• Problema assegnato 1
Secondo il testo sul programma Sputnik, in quale data fu lanciato lo Sputnik 2?

• Testo da leggere
○ ○ ○ ○ ○ ○ ○

Il Programma Sputnik
Il programma spaziale russo era organizzato in piani quinquennali. Il 4 ottobre 1957 venne lanciato nello spazio il primo satellite: lo Sputnik 1. Era costituito da una sfera in alluminio, del diametro di 58 centimetri, dalla quale uscivano quattro antenne lunghe dai 2,4 ai 2,5 metri. All’interno della sfera vi erano due radio trasmettitori, una ventola di raffreddamento e tre batterie zinco-argento. La sonda rilevò dati riguardanti la densità degli strati superiori dell’atmosfera e la propagazione dei segnali radio nella ionosfera. Oltre a questo il satellite avrebbe potuto individuare la presenza di meteoriti: essendo colmo di azoto sotto pressione, in caso di perforazione da parte di un meteorite, si sarebbe verificata una perdita di pressione e un aumento della temperatura. Queste variazioni sarebbero state indicate dai sensori.
Il lancio del primo satellite artificiale ebbe una risonanza mondiale e portò milioni di persone a fissare il cielo in cerca del piccolo oggetto o a cercare di captare il suono emesso dal satellite durante il suo passaggio. Il 3 novembre del 1957 i russi lanciarono lo Sputnik 2. La seconda navicella mandata nello spazio era composta da una capsula cilindrica alta 4 metri con un diametro di due. Al suo interno vi erano vari settori nei quali trovavano posto diverse strumentazioni, tra le quali un sistema telemetrico, trasmettitori radio, un impianto di rigenerazione dell’aria, altri apparecchi scientifici e una cabina chiusa, separata dalla strumentazione. Altre apparecchiature a bordo misuravano i raggi cosmici e la radiazione solare, mentre nell’abitacolo era installata una telecamera. I dati giungevano sulla Terra attraverso il sistema telematico Tral-D.
All’interno della cabina venne messa una cagnolina di nome Laika: fu il primo essere vivente ad andare nello spazio. La sua esperienza spaziale ebbe però breve durata, perché la cagnolina morì circa un giorno dopo il lancio del satellite. I russi mascherarono questo evento e per vari giorni comunicarono al mondo false notizie sulla buona salute dell’animale. Quando si seppe che Laika non sarebbe tornata sulla Terra sana e salva scoppiarono varie proteste. Dopo 162 giorni dal lancio, il satellite rientrò sulla Terra e venne incenerito, insieme alla cagnolina, durante il ritorno in atmosfera. A Laika vennero attribuiti tutti gli onori e divenne un eroe dell’Unione Sovietica.

○ ○ ○ ○ ○ ○ ○

• Problema assegnato 2
Ricopia i record dal primo fino alla riga che contiene "y-tick-label: 6: [64, 156, 72, 171]", includendo questa riga.

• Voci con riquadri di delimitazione

○ ○ ○ ○ ○ ○ ○

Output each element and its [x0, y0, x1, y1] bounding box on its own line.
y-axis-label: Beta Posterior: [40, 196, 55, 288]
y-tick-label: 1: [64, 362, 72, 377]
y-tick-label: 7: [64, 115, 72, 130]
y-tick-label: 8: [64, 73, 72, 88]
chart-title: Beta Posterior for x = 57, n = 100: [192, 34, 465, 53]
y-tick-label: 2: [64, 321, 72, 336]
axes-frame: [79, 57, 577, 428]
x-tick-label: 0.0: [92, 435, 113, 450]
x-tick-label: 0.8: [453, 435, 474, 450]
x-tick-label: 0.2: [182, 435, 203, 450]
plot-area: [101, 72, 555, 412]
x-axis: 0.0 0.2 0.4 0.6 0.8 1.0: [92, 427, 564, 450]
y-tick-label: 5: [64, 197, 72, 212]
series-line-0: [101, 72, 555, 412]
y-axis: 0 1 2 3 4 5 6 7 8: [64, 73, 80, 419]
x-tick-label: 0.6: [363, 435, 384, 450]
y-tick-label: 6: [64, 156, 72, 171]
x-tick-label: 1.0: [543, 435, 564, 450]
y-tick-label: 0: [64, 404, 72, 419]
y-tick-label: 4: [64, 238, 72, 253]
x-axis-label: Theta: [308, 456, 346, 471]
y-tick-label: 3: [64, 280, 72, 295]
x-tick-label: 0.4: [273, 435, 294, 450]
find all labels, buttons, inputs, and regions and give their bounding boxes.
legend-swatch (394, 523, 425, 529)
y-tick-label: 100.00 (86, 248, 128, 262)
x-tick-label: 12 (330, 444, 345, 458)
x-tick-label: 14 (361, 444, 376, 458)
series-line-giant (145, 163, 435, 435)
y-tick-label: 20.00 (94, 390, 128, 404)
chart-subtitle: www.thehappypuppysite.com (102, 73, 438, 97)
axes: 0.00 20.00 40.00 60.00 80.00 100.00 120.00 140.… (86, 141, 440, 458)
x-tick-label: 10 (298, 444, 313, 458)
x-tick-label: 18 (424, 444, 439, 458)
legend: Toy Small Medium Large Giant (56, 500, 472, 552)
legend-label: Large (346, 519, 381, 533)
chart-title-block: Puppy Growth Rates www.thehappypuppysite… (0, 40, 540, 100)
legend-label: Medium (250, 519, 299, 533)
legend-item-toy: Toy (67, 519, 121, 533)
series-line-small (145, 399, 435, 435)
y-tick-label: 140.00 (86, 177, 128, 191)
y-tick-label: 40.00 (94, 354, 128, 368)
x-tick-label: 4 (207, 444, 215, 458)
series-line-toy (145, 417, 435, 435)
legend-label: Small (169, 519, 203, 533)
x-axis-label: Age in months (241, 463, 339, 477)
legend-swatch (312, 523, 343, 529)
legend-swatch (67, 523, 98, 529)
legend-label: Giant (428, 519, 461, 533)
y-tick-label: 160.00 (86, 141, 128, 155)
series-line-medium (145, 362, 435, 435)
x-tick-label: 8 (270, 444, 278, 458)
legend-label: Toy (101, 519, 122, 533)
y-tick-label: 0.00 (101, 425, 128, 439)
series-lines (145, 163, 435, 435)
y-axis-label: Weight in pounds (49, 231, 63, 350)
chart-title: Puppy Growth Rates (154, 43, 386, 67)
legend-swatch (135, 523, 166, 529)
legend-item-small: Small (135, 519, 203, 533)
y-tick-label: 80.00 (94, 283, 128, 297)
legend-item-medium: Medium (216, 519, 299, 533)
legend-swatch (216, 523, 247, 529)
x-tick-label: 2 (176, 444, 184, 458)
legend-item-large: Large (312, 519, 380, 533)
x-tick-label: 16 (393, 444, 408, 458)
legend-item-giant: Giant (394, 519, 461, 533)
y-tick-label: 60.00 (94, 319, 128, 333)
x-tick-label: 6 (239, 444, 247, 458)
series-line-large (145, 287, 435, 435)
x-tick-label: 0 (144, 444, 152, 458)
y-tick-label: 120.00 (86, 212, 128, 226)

○ ○ ○ ○ ○ ○ ○

• Risposta completa 1
Il 3 novembre 1957.

• Risposta completa 2
Output each element and its [x0, y0, x1, y1] bounding box on its own line.
y-axis-label: Beta Posterior: [40, 196, 55, 288]
y-tick-label: 1: [64, 362, 72, 377]
y-tick-label: 7: [64, 115, 72, 130]
y-tick-label: 8: [64, 73, 72, 88]
chart-title: Beta Posterior for x = 57, n = 100: [192, 34, 465, 53]
y-tick-label: 2: [64, 321, 72, 336]
axes-frame: [79, 57, 577, 428]
x-tick-label: 0.0: [92, 435, 113, 450]
x-tick-label: 0.8: [453, 435, 474, 450]
x-tick-label: 0.2: [182, 435, 203, 450]
plot-area: [101, 72, 555, 412]
x-axis: 0.0 0.2 0.4 0.6 0.8 1.0: [92, 427, 564, 450]
y-tick-label: 5: [64, 197, 72, 212]
series-line-0: [101, 72, 555, 412]
y-axis: 0 1 2 3 4 5 6 7 8: [64, 73, 80, 419]
x-tick-label: 0.6: [363, 435, 384, 450]
y-tick-label: 6: [64, 156, 72, 171]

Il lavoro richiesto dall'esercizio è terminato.